Dataset listings of figures
+ + + + +
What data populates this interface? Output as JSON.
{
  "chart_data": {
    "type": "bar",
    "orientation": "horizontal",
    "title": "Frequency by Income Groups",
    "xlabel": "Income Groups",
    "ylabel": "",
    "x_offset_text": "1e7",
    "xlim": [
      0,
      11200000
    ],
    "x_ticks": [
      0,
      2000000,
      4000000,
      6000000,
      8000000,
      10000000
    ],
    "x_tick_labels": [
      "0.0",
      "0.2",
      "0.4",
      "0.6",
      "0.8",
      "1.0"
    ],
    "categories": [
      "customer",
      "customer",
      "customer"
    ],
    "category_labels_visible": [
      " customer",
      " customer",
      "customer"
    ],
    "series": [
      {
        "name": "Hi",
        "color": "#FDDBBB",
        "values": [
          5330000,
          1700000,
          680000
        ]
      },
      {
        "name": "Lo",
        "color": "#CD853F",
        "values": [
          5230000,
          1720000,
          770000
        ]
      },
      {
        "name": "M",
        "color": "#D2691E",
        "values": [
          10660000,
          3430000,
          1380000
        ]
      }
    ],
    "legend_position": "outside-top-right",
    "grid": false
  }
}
+ + + + +
Return each line where "Groups" shows up.

Complete response ::
    "title": "Frequency by Income Groups",
    "xlabel": "Income Groups",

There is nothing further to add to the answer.